- **TASK STATEMENT**
Render the part of the records that opens with the line containing "donut1-slice-13 — [283, 184, 306, 216]" and closes with the line containing "stat-largest-label: Grösster Stellenabbau: —", both ends included, as a JSON list of strings with one string per line and blank lines omitted.

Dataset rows
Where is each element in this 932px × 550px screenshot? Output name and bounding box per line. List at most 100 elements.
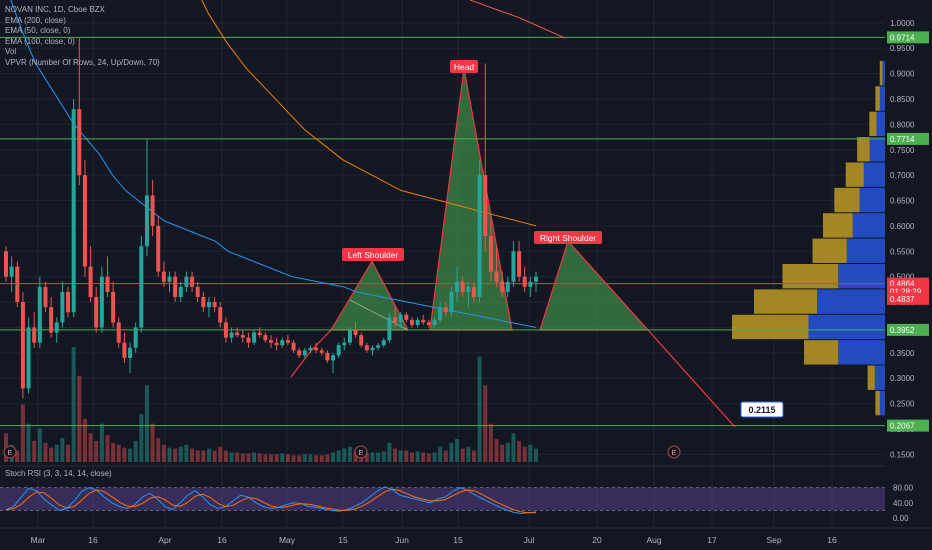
pattern-entry-line bbox=[290, 329, 332, 378]
volume-bar bbox=[66, 444, 71, 462]
volume-bar bbox=[195, 450, 200, 462]
volume-bar bbox=[494, 439, 499, 462]
price-tick-label: 0.3500 bbox=[890, 349, 915, 358]
volume-bar bbox=[20, 404, 25, 462]
time-tick-label: Mar bbox=[31, 535, 46, 545]
stoch-rsi-label[interactable]: Stoch RSI (3, 3, 14, 14, close) bbox=[5, 469, 112, 478]
candle-body bbox=[426, 322, 431, 325]
candle-body bbox=[347, 330, 352, 343]
stoch-band bbox=[0, 487, 885, 511]
vpvr-down-bar bbox=[754, 289, 817, 314]
volume-bar bbox=[415, 451, 420, 462]
candle-body bbox=[223, 322, 228, 338]
time-tick-label: Jun bbox=[395, 535, 409, 545]
candle-body bbox=[105, 276, 110, 292]
volume-bar bbox=[449, 442, 454, 462]
candle-body bbox=[43, 286, 48, 308]
vpvr-down-bar bbox=[875, 390, 880, 416]
horizontal-levels bbox=[0, 36, 885, 427]
ema100-label[interactable]: EMA (100, close, 0) bbox=[5, 36, 75, 46]
volume-bar bbox=[488, 423, 493, 462]
candle-body bbox=[20, 302, 25, 389]
price-badge bbox=[887, 419, 929, 432]
candle-body bbox=[522, 276, 527, 287]
candle-body bbox=[139, 246, 144, 328]
volume-bar bbox=[269, 454, 273, 462]
candle-body bbox=[94, 297, 99, 328]
volume-bar bbox=[314, 455, 319, 462]
volume-bar bbox=[500, 444, 505, 462]
volume-bar bbox=[528, 444, 533, 462]
price-tick-label: 0.7500 bbox=[890, 146, 915, 155]
candle-body bbox=[381, 340, 386, 346]
volume-bar bbox=[246, 453, 251, 462]
volume-bar bbox=[471, 450, 476, 462]
volume-bar bbox=[302, 454, 307, 462]
trend-line bbox=[349, 299, 409, 331]
price-tick-label: 0.6000 bbox=[890, 222, 915, 231]
price-badge-label: 0.7714 bbox=[890, 135, 915, 144]
candle-body bbox=[49, 307, 54, 333]
volume-bar bbox=[94, 440, 99, 462]
candle-body bbox=[15, 266, 20, 303]
vpvr-up-bar bbox=[817, 289, 885, 314]
candle-body bbox=[488, 236, 493, 272]
candle-body bbox=[387, 317, 392, 341]
volume-bar bbox=[331, 452, 336, 462]
candle-body bbox=[252, 332, 257, 343]
volume-bar bbox=[280, 453, 285, 462]
vpvr-down-bar bbox=[732, 314, 809, 340]
candle-body bbox=[302, 350, 307, 356]
volume-bar bbox=[370, 452, 375, 462]
vpvr-label[interactable]: VPVR (Number Of Rows, 24, Up/Down, 70) bbox=[5, 57, 160, 67]
volume-bar bbox=[297, 455, 302, 462]
target-callout: 0.2115 bbox=[740, 401, 784, 418]
ema200-label[interactable]: EMA (200, close) bbox=[5, 15, 66, 25]
candle-body bbox=[404, 314, 409, 320]
volume-bar bbox=[393, 448, 398, 462]
time-tick-label: Sep bbox=[766, 535, 781, 545]
volume-bar bbox=[466, 446, 471, 462]
volume-bar bbox=[426, 453, 431, 462]
ema50-line bbox=[10, 0, 537, 328]
event-circle bbox=[667, 445, 681, 459]
vpvr-down-bar bbox=[834, 187, 860, 213]
volume-bar bbox=[252, 452, 257, 462]
volume-bar bbox=[257, 453, 262, 462]
volume-bar bbox=[421, 452, 426, 462]
vol-label[interactable]: Vol bbox=[5, 47, 17, 56]
price-tick-label: 0.7000 bbox=[890, 171, 915, 180]
volume-bar bbox=[111, 442, 116, 462]
vpvr-down-bar bbox=[875, 86, 880, 111]
symbol-label[interactable]: NOVAN INC, 1D, Cboe BZX bbox=[5, 5, 105, 14]
ema200-line bbox=[469, 0, 566, 39]
right-shoulder-label-text: Right Shoulder bbox=[540, 233, 596, 243]
price-badge-label: 0.4864 bbox=[890, 280, 915, 289]
candle-body bbox=[88, 266, 93, 297]
volume-bar bbox=[387, 442, 392, 462]
time-tick-label: May bbox=[279, 535, 296, 545]
volume-bar bbox=[178, 446, 183, 462]
stoch-k-line bbox=[5, 486, 537, 514]
volume-bar bbox=[291, 455, 296, 462]
price-badge-label: 0.2067 bbox=[890, 422, 915, 431]
candle-body bbox=[477, 175, 482, 297]
vpvr-up-bar bbox=[879, 390, 885, 416]
vpvr-up-bar bbox=[879, 86, 885, 111]
candle-body bbox=[517, 251, 522, 277]
price-badge bbox=[887, 31, 929, 44]
ema50-label[interactable]: EMA (50, close, 0) bbox=[5, 26, 71, 35]
time-axis: Mar 16 Apr 16 May 15 Jun 15 Jul 20 Aug 17 Sep 16 bbox=[0, 527, 932, 550]
right-shoulder-label-bg bbox=[534, 231, 602, 244]
candle-body bbox=[77, 109, 82, 176]
volume-bar bbox=[398, 450, 403, 462]
volume-bar bbox=[99, 423, 104, 462]
vpvr-down-bar bbox=[857, 137, 870, 162]
price-tick-label: 0.1500 bbox=[890, 450, 915, 459]
candle-body bbox=[167, 276, 172, 282]
left-shoulder-label: Left Shoulder bbox=[342, 248, 404, 261]
candle-body bbox=[71, 109, 76, 313]
volume-bar bbox=[144, 385, 149, 462]
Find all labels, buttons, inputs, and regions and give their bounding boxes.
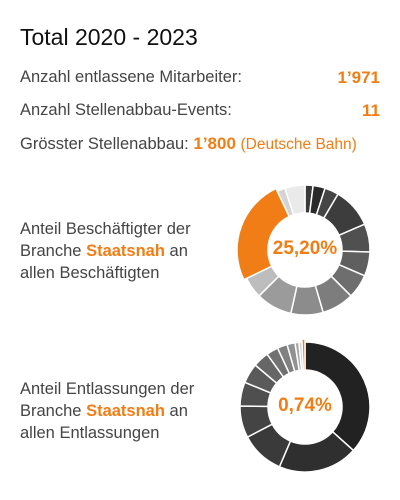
donut1-slice-13 — [283, 184, 306, 216]
stat-largest: Grösster Stellenabbau: 1’800 (Deutsche B… — [20, 134, 380, 154]
donut2-slice-0 — [304, 341, 371, 452]
stat-largest-value: 1’800 — [193, 134, 236, 153]
stat-events: Anzahl Stellenabbau-Events: 11 — [20, 101, 380, 120]
stat-dismissed-value: 1’971 — [337, 68, 380, 87]
donut1-center-value: 25,20% — [272, 238, 338, 259]
stat-largest-company: (Deutsche Bahn) — [240, 136, 357, 153]
donut1-label: Anteil Beschäftigter der Branche Staatsn… — [20, 218, 220, 284]
donut-chart-employees — [236, 184, 371, 316]
donut-chart-dismissals — [239, 338, 371, 473]
donut2-label-before: Anteil Entlassungen der Branche — [20, 380, 195, 420]
donut1-slice-highlight — [236, 187, 291, 281]
page-title: Total 2020 - 2023 — [20, 24, 198, 50]
donut2-label: Anteil Entlassungen der Branche Staatsna… — [20, 378, 220, 444]
donut2-slice-highlight — [301, 338, 306, 371]
stat-dismissed-label: Anzahl entlassene Mitarbeiter: — [20, 68, 242, 86]
donut2-center-value: 0,74% — [278, 395, 332, 416]
stat-events-value: 11 — [362, 101, 380, 120]
stat-dismissed: Anzahl entlassene Mitarbeiter: 1’971 — [20, 68, 380, 87]
donut2-label-highlight: Staatsnah — [86, 402, 165, 420]
donut1-label-before: Anteil Beschäftigter der Branche — [20, 220, 191, 260]
stat-events-label: Anzahl Stellenabbau-Events: — [20, 101, 232, 119]
donut1-label-after: an allen Beschäftigten — [20, 242, 188, 282]
stat-largest-label: Grösster Stellenabbau: — [20, 135, 189, 153]
donut1-label-highlight: Staatsnah — [86, 242, 165, 260]
donut2-label-after: an allen Entlassungen — [20, 402, 188, 442]
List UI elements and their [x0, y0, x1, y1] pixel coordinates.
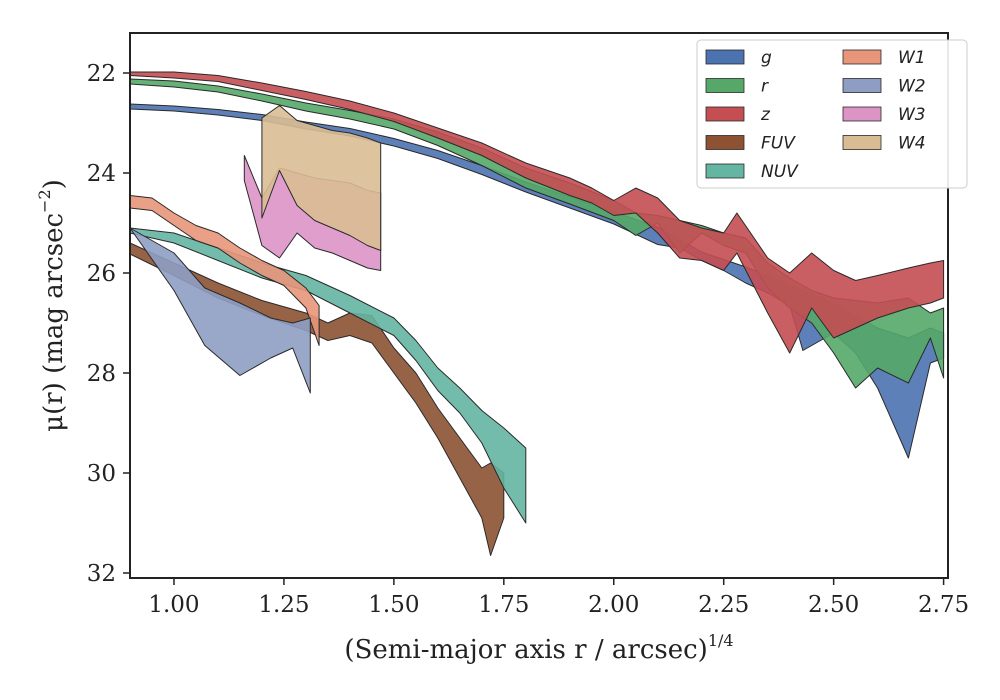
y-axis-label-close: ): [39, 179, 69, 189]
x-tick-label: 1.00: [148, 592, 199, 618]
legend-label-r: r: [761, 77, 769, 97]
y-tick-label: 22: [87, 61, 116, 87]
y-axis-label-main: μ(r) (mag arcsec: [39, 213, 69, 432]
band-w4: [261, 105, 382, 251]
band-w2: [129, 227, 311, 394]
y-tick-label: 30: [87, 461, 116, 487]
band-w1: [129, 195, 320, 346]
area-layer: [129, 71, 945, 556]
x-tick-label: 1.75: [478, 592, 529, 618]
legend-swatch-w4: [842, 135, 882, 150]
x-tick-label: 2.00: [588, 592, 639, 618]
x-tick-label: 2.75: [918, 592, 969, 618]
legend-label-w2: W2: [898, 77, 926, 97]
legend-label-w3: W3: [898, 105, 926, 125]
x-axis-label-main: (Semi-major axis r / arcsec): [344, 635, 707, 665]
legend-swatch-g: [705, 49, 745, 65]
legend-swatch-nuv: [705, 163, 745, 179]
band-z: [129, 71, 945, 354]
legend: grz FUV NUV W1 W2 W3 W4: [696, 39, 968, 189]
x-tick-label: 2.50: [808, 592, 859, 618]
x-tick-label: 1.50: [368, 592, 419, 618]
legend-swatch-fuv: [705, 135, 745, 150]
legend-label-w4: W4: [898, 134, 926, 154]
legend-swatch-w1: [842, 49, 882, 65]
legend-label-g: g: [761, 48, 772, 68]
legend-label-fuv: FUV: [761, 134, 796, 154]
legend-swatch-w3: [842, 106, 882, 122]
x-axis-label-exponent: 1/4: [708, 631, 734, 650]
legend-swatch-r: [705, 78, 745, 93]
y-tick-label: 24: [87, 161, 116, 187]
x-axis-label: (Semi-major axis r / arcsec)1/4: [344, 631, 733, 665]
legend-label-nuv: NUV: [761, 162, 799, 182]
x-axis: 1.00 1.25 1.50 1.75 2.00 2.25 2.50 2.75: [148, 578, 969, 618]
y-axis: 22 24 26 28 30 32: [87, 61, 130, 587]
x-tick-label: 2.25: [698, 592, 749, 618]
y-tick-label: 28: [87, 361, 116, 387]
y-tick-label: 26: [87, 261, 116, 287]
x-tick-label: 1.25: [258, 592, 309, 618]
legend-swatch-w2: [842, 78, 882, 93]
y-tick-label: 32: [87, 561, 116, 587]
legend-box: [696, 39, 968, 189]
legend-label-z: z: [760, 105, 771, 125]
plot-frame: [129, 32, 949, 579]
y-axis-label-exponent: −2: [35, 189, 54, 213]
y-axis-label: μ(r) (mag arcsec−2): [35, 179, 69, 432]
legend-swatch-z: [705, 106, 745, 122]
legend-label-w1: W1: [898, 48, 926, 68]
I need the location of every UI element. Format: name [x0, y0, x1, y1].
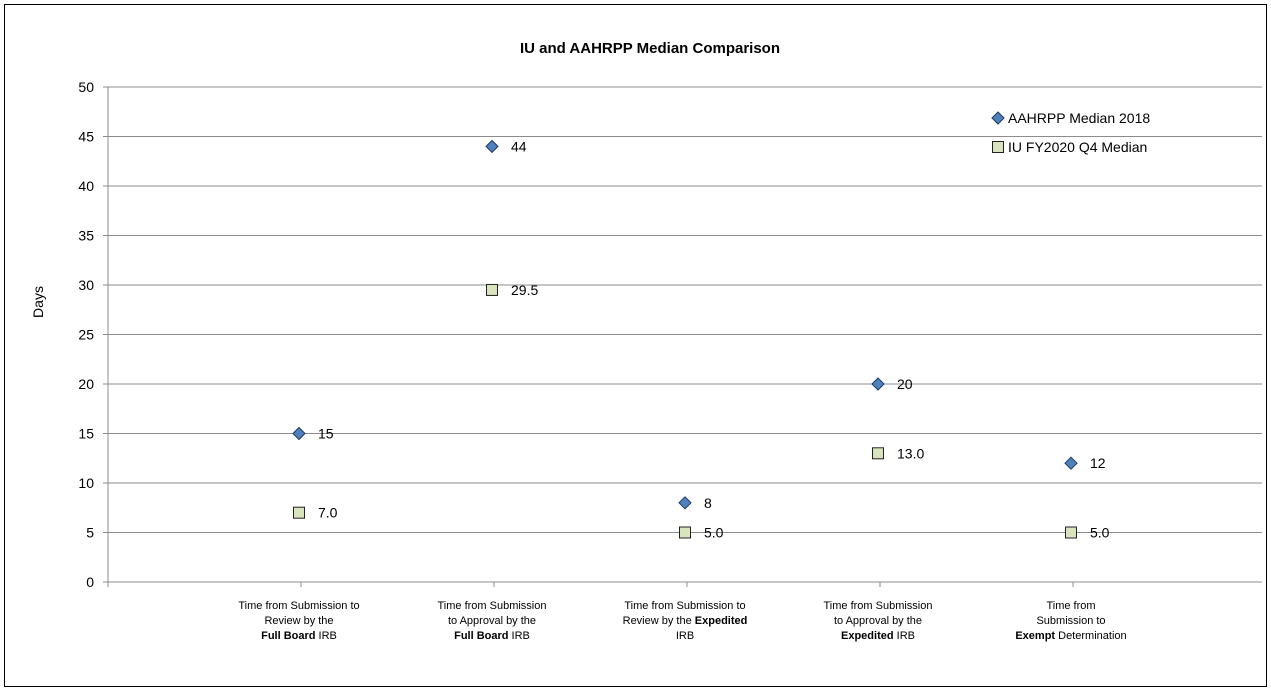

- **EXERCISE ANSWER**
[
  "donut1-slice-13 — [283, 184, 306, 216]",
  "stat-largest: Grösster Stellenabbau: 1’800 (Deutsche B… — [20, 134, 380, 154]",
  "donut2-slice-0 — [304, 341, 371, 452]",
  "stat-largest-value: 1’800 — [193, 134, 236, 153]",
  "stat-events: Anzahl Stellenabbau-Events: 11 — [20, 101, 380, 120]",
  "stat-dismissed-value: 1’971 — [337, 68, 380, 87]",
  "donut1-center-value: 25,20% — [272, 238, 338, 259]",
  "stat-largest-company: (Deutsche Bahn) — [240, 136, 357, 153]",
  "donut1-label: Anteil Beschäftigter der Branche Staatsn… — [20, 218, 220, 284]",
  "donut-chart-employees — [236, 184, 371, 316]",
  "donut-chart-dismissals — [239, 338, 371, 473]",
  "donut2-label-before: Anteil Entlassungen der Branche — [20, 380, 195, 420]",
  "donut1-slice-highlight — [236, 187, 291, 281]",
  "page-title: Total 2020 - 2023 — [20, 24, 198, 50]",
  "donut2-label: Anteil Entlassungen der Branche Staatsna… — [20, 378, 220, 444]",
  "donut2-slice-highlight — [301, 338, 306, 371]",
  "stat-dismissed-label: Anzahl entlassene Mitarbeiter: — [20, 68, 242, 86]",
  "donut2-center-value: 0,74% — [278, 395, 332, 416]",
  "stat-events-value: 11 — [362, 101, 380, 120]",
  "stat-dismissed: Anzahl entlassene Mitarbeiter: 1’971 — [20, 68, 380, 87]",
  "donut2-label-highlight: Staatsnah — [86, 402, 165, 420]",
  "donut1-label-before: Anteil Beschäftigter der Branche — [20, 220, 191, 260]",
  "stat-events-label: Anzahl Stellenabbau-Events: — [20, 101, 232, 119]",
  "donut1-label-after: an allen Beschäftigten — [20, 242, 188, 282]",
  "stat-largest-label: Grösster Stellenabbau: — [20, 135, 189, 153]"
]